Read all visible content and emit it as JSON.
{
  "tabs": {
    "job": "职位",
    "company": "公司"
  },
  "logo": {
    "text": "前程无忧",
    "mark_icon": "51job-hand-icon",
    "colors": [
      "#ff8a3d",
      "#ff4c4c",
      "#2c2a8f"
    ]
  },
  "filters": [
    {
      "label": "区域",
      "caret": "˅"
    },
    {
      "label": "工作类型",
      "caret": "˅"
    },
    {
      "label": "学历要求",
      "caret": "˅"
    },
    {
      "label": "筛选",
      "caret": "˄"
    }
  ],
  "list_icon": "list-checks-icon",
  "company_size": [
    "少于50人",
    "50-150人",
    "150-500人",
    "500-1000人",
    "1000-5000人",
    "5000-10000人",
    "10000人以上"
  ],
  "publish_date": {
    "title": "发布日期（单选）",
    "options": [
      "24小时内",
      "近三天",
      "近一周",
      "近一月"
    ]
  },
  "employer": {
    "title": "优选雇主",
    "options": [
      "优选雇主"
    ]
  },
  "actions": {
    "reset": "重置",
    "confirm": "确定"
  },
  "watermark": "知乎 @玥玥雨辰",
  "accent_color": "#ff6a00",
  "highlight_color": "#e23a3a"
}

▸ **Task requirements**: Return the lines above exactly, keeping every word.

▸ **Problem solution**:
Read all visible content and emit it as JSON.
{
  "tabs": {
    "job": "职位",
    "company": "公司"
  },
  "logo": {
    "text": "前程无忧",
    "mark_icon": "51job-hand-icon",
    "colors": [
      "#ff8a3d",
      "#ff4c4c",
      "#2c2a8f"
    ]
  },
  "filters": [
    {
      "label": "区域",
      "caret": "˅"
    },
    {
      "label": "工作类型",
      "caret": "˅"
    },
    {
      "label": "学历要求",
      "caret": "˅"
    },
    {
      "label": "筛选",
      "caret": "˄"
    }
  ],
  "list_icon": "list-checks-icon",
  "company_size": [
    "少于50人",
    "50-150人",
    "150-500人",
    "500-1000人",
    "1000-5000人",
    "5000-10000人",
    "10000人以上"
  ],
  "publish_date": {
    "title": "发布日期（单选）",
    "options": [
      "24小时内",
      "近三天",
      "近一周",
      "近一月"
    ]
  },
  "employer": {
    "title": "优选雇主",
    "options": [
      "优选雇主"
    ]
  },
  "actions": {
    "reset": "重置",
    "confirm": "确定"
  },
  "watermark": "知乎 @玥玥雨辰",
  "accent_color": "#ff6a00",
  "highlight_color": "#e23a3a"
}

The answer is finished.